- **Stated task**:
Duplicate the lines in the entries below without any change, starting at the line containing "y-tick-label: Castilla y" and ending with the line containing "187, 229, 207]", both included.

Spatial layout entries:
--- Begin ---
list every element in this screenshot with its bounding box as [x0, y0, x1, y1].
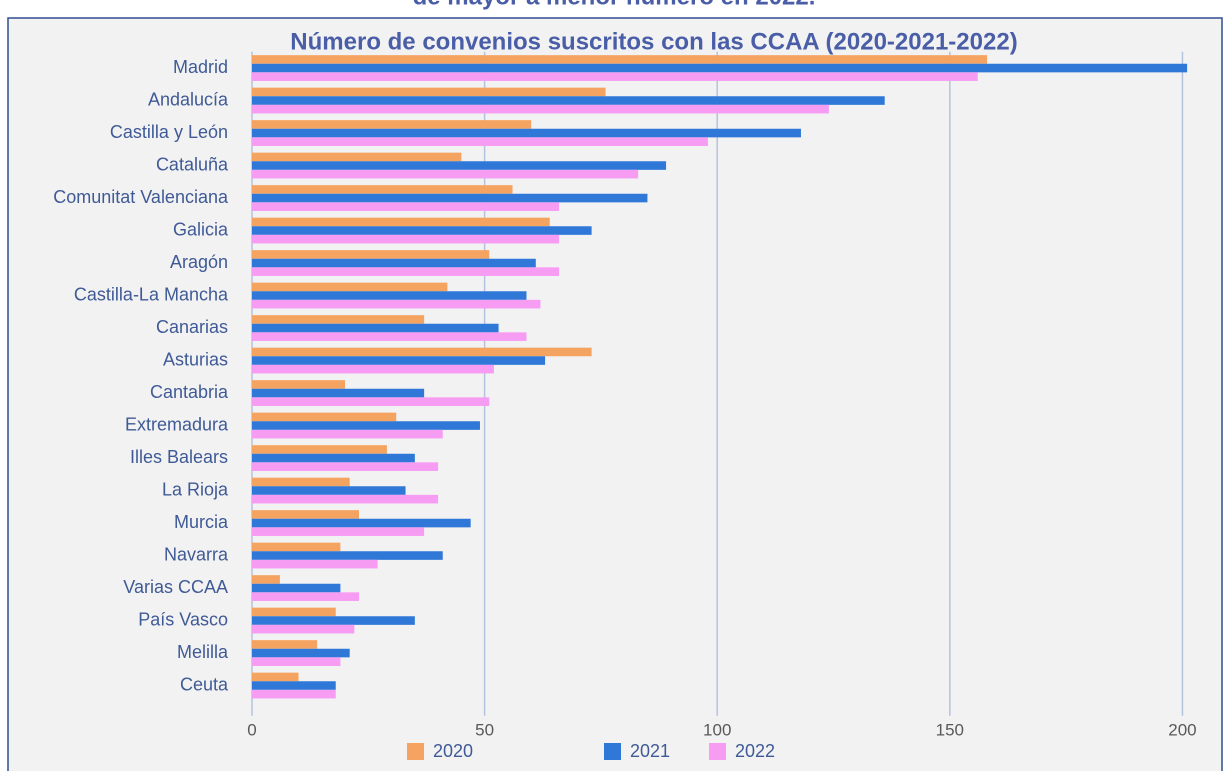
y-tick-label: Castilla y León	[110, 122, 228, 142]
bar	[252, 453, 415, 463]
bar	[252, 388, 425, 398]
bar	[252, 202, 560, 211]
y-tick-label: Illes Balears	[130, 447, 228, 467]
bar	[252, 267, 560, 276]
bar	[252, 559, 378, 569]
y-tick-label: Comunitat Valenciana	[53, 187, 229, 207]
y-tick-label: País Vasco	[138, 609, 228, 629]
bar	[252, 640, 318, 649]
bar	[252, 185, 513, 194]
bar	[252, 380, 346, 389]
bar	[252, 55, 988, 64]
bar	[252, 624, 355, 634]
y-tick-label: Castilla-La Mancha	[74, 284, 229, 304]
bar	[252, 193, 648, 203]
legend-swatch	[604, 743, 621, 760]
bar	[252, 477, 350, 487]
bar	[252, 681, 336, 690]
chart-subtitle: de mayor a menor número en 2022.	[413, 0, 816, 10]
legend-label: 2021	[630, 741, 670, 761]
bar	[252, 234, 560, 244]
bar	[252, 583, 341, 593]
y-tick-label: Galicia	[173, 219, 229, 239]
bar	[252, 96, 885, 105]
bar	[252, 161, 667, 170]
bar	[252, 648, 350, 658]
x-tick-label: 200	[1168, 720, 1196, 739]
x-tick-label: 50	[475, 720, 494, 739]
y-tick-label: Madrid	[173, 57, 228, 77]
y-tick-label: Cataluña	[156, 154, 229, 174]
bar	[252, 72, 978, 81]
bar	[252, 551, 443, 560]
y-tick-label: La Rioja	[162, 479, 229, 499]
bar	[252, 87, 606, 97]
bar	[252, 616, 415, 625]
bar	[252, 445, 387, 454]
x-tick-label: 150	[936, 720, 964, 739]
bar	[252, 169, 639, 179]
y-tick-label: Varias CCAA	[123, 577, 228, 597]
x-tick-label: 0	[247, 720, 256, 739]
y-tick-label: Melilla	[177, 642, 229, 662]
bar	[252, 258, 536, 268]
bar	[252, 421, 480, 430]
bar	[252, 689, 336, 699]
bar	[252, 152, 462, 162]
y-tick-label: Cantabria	[150, 382, 229, 402]
bar	[252, 137, 708, 146]
bar	[252, 347, 592, 357]
legend-label: 2022	[735, 741, 775, 761]
chart-title: Número de convenios suscritos con las CC…	[290, 28, 1017, 55]
bar	[252, 299, 541, 309]
bar	[252, 412, 397, 422]
y-tick-label: Canarias	[156, 317, 228, 337]
bar	[252, 397, 490, 406]
bar	[252, 575, 280, 584]
bar	[252, 657, 341, 666]
legend-label: 2020	[433, 741, 473, 761]
bar	[252, 364, 494, 374]
bar	[252, 518, 471, 528]
bar	[252, 510, 360, 519]
bar	[252, 672, 299, 682]
bar	[252, 217, 550, 227]
legend-swatch	[407, 743, 424, 760]
bar	[252, 282, 448, 292]
y-tick-label: Murcia	[174, 512, 229, 532]
bar	[252, 494, 439, 504]
bar	[252, 429, 443, 439]
y-tick-label: Ceuta	[180, 674, 229, 694]
bar	[252, 332, 527, 341]
y-tick-label: Navarra	[164, 544, 229, 564]
y-tick-label: Extremadura	[125, 414, 229, 434]
bar	[252, 104, 829, 114]
bar	[252, 527, 425, 536]
bar	[252, 226, 592, 235]
bar	[252, 462, 439, 471]
x-tick-label: 100	[703, 720, 731, 739]
y-tick-label: Asturias	[163, 349, 228, 369]
bar	[252, 542, 341, 552]
bar	[252, 250, 490, 259]
bar	[252, 356, 546, 365]
bar	[252, 486, 406, 495]
bar	[252, 128, 801, 138]
bar	[252, 63, 1188, 73]
y-tick-label: Aragón	[170, 252, 228, 272]
bar	[252, 323, 499, 333]
bar	[252, 120, 532, 129]
bar	[252, 315, 425, 324]
y-tick-label: Andalucía	[148, 89, 229, 109]
bar	[252, 592, 360, 601]
legend-swatch	[709, 743, 726, 760]
bar	[252, 607, 336, 617]
bar	[252, 291, 527, 300]
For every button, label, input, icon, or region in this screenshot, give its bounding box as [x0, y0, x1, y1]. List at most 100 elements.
--- End ---
- **Response**:
y-tick-label: Castilla y León	[110, 122, 228, 142]
bar	[252, 453, 415, 463]
bar	[252, 388, 425, 398]
bar	[252, 202, 560, 211]
y-tick-label: Illes Balears	[130, 447, 228, 467]
bar	[252, 267, 560, 276]
bar	[252, 559, 378, 569]
y-tick-label: Comunitat Valenciana	[53, 187, 229, 207]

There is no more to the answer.